* Extracted records:
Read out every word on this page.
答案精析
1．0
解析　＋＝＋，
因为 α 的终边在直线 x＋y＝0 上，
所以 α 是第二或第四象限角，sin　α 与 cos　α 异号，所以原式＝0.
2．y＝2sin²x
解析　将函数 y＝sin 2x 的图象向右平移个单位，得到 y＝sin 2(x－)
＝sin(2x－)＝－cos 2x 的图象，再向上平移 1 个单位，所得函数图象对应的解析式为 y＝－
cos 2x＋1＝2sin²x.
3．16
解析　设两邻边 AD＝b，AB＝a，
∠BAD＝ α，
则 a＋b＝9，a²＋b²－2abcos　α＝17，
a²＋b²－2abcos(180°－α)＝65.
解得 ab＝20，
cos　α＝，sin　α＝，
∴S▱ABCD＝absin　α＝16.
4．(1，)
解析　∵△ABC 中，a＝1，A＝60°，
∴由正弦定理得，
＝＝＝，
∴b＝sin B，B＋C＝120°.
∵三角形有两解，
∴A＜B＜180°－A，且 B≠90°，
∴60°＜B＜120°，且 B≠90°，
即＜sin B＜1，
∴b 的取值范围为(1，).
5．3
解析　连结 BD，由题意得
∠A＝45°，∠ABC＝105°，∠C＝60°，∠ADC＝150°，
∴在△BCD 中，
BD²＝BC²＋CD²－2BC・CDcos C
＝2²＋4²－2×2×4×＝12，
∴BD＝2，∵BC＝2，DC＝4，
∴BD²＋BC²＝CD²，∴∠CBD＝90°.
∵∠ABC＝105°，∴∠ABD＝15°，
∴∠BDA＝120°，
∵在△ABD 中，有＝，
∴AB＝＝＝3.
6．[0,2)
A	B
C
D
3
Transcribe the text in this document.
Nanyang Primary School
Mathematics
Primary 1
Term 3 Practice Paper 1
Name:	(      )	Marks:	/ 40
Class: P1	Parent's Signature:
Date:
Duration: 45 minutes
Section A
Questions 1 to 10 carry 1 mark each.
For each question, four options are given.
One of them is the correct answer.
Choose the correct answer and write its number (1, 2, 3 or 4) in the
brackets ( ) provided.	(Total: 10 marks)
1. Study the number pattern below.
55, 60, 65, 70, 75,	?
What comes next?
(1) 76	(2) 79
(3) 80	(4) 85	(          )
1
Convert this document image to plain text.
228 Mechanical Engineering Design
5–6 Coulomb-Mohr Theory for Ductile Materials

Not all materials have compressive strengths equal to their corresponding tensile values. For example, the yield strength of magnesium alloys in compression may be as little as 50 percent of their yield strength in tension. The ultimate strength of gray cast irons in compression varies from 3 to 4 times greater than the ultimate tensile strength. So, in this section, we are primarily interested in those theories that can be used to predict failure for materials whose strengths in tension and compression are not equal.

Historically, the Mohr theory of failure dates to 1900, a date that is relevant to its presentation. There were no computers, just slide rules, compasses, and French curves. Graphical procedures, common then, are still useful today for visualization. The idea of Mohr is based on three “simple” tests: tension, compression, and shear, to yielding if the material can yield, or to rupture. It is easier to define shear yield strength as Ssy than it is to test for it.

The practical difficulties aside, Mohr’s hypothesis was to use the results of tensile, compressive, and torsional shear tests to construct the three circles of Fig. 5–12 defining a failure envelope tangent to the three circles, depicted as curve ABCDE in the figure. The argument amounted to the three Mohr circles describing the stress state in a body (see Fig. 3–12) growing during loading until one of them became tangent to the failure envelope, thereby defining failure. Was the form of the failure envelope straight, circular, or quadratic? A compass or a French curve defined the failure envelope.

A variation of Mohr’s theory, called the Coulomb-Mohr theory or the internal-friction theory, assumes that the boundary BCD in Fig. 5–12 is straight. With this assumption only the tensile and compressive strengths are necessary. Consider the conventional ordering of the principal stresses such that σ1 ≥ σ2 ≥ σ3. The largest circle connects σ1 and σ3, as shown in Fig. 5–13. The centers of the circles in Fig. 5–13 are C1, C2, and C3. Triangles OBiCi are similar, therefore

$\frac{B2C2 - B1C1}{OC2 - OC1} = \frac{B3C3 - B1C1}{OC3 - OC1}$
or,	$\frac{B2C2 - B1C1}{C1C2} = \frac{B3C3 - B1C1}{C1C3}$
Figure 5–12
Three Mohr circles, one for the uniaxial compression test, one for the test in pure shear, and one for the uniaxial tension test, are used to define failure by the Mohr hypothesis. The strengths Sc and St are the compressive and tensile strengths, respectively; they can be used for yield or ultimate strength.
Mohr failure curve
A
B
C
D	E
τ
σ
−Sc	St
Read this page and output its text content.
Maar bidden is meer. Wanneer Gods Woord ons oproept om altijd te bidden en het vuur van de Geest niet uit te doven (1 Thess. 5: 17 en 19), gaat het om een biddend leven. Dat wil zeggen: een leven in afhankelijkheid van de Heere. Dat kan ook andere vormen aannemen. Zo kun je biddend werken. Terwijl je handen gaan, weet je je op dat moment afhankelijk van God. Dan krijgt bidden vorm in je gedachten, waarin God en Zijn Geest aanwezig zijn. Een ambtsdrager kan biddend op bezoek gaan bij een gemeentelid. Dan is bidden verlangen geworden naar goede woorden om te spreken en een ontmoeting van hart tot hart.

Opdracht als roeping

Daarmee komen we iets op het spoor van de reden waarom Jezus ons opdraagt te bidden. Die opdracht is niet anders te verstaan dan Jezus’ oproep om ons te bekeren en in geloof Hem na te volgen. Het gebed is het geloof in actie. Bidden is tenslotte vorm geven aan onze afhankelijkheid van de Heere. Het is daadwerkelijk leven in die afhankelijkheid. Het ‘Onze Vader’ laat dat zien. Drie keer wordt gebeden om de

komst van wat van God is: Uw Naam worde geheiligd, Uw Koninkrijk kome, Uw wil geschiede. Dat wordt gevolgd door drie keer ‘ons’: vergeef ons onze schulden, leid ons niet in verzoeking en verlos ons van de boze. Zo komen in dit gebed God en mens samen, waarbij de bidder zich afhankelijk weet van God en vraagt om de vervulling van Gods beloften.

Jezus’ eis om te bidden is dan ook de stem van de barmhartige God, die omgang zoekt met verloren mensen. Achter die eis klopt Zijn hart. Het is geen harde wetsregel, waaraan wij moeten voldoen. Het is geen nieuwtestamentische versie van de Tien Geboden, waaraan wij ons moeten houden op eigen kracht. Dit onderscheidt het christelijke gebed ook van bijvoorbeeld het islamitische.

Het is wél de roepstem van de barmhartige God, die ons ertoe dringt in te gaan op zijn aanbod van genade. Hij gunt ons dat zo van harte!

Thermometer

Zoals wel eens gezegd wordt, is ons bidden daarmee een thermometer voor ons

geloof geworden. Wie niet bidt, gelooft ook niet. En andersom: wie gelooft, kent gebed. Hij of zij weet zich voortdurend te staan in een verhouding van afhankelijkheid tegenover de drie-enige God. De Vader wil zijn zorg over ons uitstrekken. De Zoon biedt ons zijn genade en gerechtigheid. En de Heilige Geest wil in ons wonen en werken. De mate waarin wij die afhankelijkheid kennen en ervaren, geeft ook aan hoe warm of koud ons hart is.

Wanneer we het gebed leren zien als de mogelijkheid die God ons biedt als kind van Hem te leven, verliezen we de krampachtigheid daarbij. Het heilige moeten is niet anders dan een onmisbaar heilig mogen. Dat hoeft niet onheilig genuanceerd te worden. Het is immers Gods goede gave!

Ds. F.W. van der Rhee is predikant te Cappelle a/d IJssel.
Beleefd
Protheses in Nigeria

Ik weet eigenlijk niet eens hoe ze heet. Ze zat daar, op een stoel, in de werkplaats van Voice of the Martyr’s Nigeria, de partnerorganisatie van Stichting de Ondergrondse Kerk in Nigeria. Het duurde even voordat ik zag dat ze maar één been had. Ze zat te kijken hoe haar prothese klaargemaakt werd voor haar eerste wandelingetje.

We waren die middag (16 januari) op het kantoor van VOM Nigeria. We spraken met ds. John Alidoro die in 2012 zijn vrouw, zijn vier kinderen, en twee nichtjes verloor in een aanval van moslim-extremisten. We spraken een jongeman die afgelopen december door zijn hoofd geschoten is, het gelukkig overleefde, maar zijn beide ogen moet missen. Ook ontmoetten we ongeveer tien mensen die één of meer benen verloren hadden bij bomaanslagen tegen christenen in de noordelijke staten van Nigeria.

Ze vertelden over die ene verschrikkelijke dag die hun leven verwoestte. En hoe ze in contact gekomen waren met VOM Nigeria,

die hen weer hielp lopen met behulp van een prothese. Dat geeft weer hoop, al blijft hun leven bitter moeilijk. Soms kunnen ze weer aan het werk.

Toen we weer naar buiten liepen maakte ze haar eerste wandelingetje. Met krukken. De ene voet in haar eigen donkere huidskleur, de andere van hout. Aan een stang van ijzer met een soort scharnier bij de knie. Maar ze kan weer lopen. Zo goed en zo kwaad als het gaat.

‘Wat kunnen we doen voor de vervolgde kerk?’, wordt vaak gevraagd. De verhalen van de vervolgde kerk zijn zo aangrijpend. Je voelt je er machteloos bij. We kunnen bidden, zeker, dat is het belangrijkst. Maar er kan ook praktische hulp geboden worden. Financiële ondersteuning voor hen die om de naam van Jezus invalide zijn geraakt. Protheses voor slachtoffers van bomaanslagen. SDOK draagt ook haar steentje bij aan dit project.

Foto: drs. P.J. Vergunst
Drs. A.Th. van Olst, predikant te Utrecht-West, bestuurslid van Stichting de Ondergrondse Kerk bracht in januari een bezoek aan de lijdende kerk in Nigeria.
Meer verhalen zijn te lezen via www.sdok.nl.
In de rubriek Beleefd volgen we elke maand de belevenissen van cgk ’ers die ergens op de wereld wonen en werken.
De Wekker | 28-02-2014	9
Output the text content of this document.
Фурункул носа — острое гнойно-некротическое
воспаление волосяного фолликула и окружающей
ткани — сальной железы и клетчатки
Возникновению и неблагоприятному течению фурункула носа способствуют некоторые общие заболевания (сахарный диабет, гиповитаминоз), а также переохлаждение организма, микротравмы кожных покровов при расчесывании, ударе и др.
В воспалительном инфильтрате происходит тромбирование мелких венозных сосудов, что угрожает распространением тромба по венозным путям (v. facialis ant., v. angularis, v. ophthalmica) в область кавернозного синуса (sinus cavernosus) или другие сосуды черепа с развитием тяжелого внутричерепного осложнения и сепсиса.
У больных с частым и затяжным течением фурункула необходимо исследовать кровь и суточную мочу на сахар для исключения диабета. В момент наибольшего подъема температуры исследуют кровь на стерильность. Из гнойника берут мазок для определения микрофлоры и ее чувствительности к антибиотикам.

* Given request:
Scan the material and collect every line that contains "each".

* Result:
Questions 1 to 10 carry 1 mark each.
For each question, four options are given.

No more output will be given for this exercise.